Fragmento proporcionado ->
....

Los feminicidios no son los únicos hechos de agresión que se registran en República Dominicana. Incluyamos en ese prontuario, además, los crímenes causados por delincuentes asaltando de manera sorpresiva y con libre albedrío a los ciudadanos en lugares públicos y cerrados. Muchos protagonistas son adolescentes descarriados, armados con cuchillo, pistolas y revólveres que roban para comprar droga y otras pertenencias personales de lujo. Tienen como punto común que no respetan a policías ni las patrullas militares.
Los delincuentes viven en guaridas barriales, como los topos, en ocasiones protegidos por los agentes policiales que deben velar por la seguridad ciudadana. Los comunitarios no se atreven a denunciarlos por temor a represalias. Ellos imponen el imperio del miedo.
Ya no se puede ejercitar en sitios como el Faro a Colón, el Malecón de Santo Domingo, la avenida España y otros de esparcimientos. Recientemente la colega Cándida Ortega y sus hermanas fueron asaltadas por unos jóvenes en horas tempranas de la mañana. Estuvieron cerca de morir. Acciones similares ocurren a diario en toda la geografía nacional sobre todo en zonas donde no hay vigilancia policial. Se trata de una epidemia delictiva devastadora, angustiante y zozobrante, al parecer, de nunca acabar.
Yo acostumbraba a ejercitarme y a tomar terapias en el fabuloso Parque del Este. Hace más de tres años que no lo hago por temor a caer en las garras de los malhechores.

....

Objetivo del ejercicio -> Continúa el fragmento sobre la delincuencia en República Dominicana a partir de su última oración. Las filas no guardan relación con el fragmento sobre la delincuencia.

Material proporcionado ->
....

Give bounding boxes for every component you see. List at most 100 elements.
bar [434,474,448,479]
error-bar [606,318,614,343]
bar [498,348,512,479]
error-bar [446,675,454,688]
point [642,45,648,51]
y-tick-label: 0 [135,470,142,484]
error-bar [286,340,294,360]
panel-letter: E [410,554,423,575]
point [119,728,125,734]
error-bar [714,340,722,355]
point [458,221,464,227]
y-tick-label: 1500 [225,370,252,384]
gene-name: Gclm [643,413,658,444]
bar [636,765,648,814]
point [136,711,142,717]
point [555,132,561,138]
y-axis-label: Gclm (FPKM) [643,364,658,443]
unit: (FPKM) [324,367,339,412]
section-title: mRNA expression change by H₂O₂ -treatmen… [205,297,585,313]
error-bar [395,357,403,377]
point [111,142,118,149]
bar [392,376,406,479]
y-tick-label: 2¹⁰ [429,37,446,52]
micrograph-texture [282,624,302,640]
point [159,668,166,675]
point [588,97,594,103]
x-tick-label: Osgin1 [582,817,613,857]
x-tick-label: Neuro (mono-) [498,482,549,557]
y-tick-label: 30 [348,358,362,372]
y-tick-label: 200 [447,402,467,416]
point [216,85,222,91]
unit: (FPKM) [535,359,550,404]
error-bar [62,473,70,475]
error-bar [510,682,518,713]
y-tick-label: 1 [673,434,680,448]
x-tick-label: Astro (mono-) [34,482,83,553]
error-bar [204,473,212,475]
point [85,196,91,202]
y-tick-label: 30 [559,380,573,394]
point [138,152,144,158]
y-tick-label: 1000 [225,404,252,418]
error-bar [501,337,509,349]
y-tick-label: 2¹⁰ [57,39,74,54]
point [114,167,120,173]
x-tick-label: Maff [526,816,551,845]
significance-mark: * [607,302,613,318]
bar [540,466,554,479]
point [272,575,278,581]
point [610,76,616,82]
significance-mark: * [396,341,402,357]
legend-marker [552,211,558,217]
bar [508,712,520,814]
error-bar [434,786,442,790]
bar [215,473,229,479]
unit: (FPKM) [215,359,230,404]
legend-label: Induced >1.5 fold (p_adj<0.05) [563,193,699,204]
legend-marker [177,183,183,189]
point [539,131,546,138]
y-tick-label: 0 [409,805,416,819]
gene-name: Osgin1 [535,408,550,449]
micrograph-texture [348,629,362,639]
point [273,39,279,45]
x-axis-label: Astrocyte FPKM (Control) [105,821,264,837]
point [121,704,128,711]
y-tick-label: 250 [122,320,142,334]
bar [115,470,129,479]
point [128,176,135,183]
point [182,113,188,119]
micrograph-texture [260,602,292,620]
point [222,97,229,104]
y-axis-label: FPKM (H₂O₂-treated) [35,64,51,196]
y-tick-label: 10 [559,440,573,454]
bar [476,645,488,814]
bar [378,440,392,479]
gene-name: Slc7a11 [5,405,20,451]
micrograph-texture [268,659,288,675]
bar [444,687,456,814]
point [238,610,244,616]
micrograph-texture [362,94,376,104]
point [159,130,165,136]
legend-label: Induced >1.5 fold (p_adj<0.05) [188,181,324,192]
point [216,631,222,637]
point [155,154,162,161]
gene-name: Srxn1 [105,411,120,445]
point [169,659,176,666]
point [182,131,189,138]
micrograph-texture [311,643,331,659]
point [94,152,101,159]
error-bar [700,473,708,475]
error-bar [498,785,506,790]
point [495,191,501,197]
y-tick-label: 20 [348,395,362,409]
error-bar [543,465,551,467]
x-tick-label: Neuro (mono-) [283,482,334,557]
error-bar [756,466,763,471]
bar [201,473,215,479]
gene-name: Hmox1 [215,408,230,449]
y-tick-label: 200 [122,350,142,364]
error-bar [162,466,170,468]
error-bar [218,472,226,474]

....

Resultado ->
En la calle, el que menos uno se imagina podría ser un asaltante, una práctica en la que han incursionado mujeres; incluyamos a algunos choferes de carros privados denominados “piratas” que ofrecen servicio de transporte público y terminan despojando a los pasajeros de todas sus pertenencias en complicidad con otros tipejos de mala reputación.
Ya constituye un peligro hablar en las calles a través de un celular, so pena de que nos los arrebaten con violencia y nos disparen, si nos resistimos. Ese tipo de situación se le atribuye a varias causas, una de estas es el desempleo que se agrava con el acumulo de grandes necesidades familiares.
Ciertamente el desempleo es un facto de violencia. Pero también es debido al irrespeto a las leyes punitivas, al imperio del caos y el desorden, a la tolerancia del liderazgo político y la errática interpretación del proceso democrático que surgió tras la desaparición de la férrea dictadura trujillista.
Muchos ciudadanos no están preparados para vivir en una democracia, pues confunden democracia con el desorden, sobre todo cuando los gobernantes son débiles o tolerantes. La razón por la que esos inadaptados sociales no son reprimidos es porque ejercen el voto en los procesos electorales.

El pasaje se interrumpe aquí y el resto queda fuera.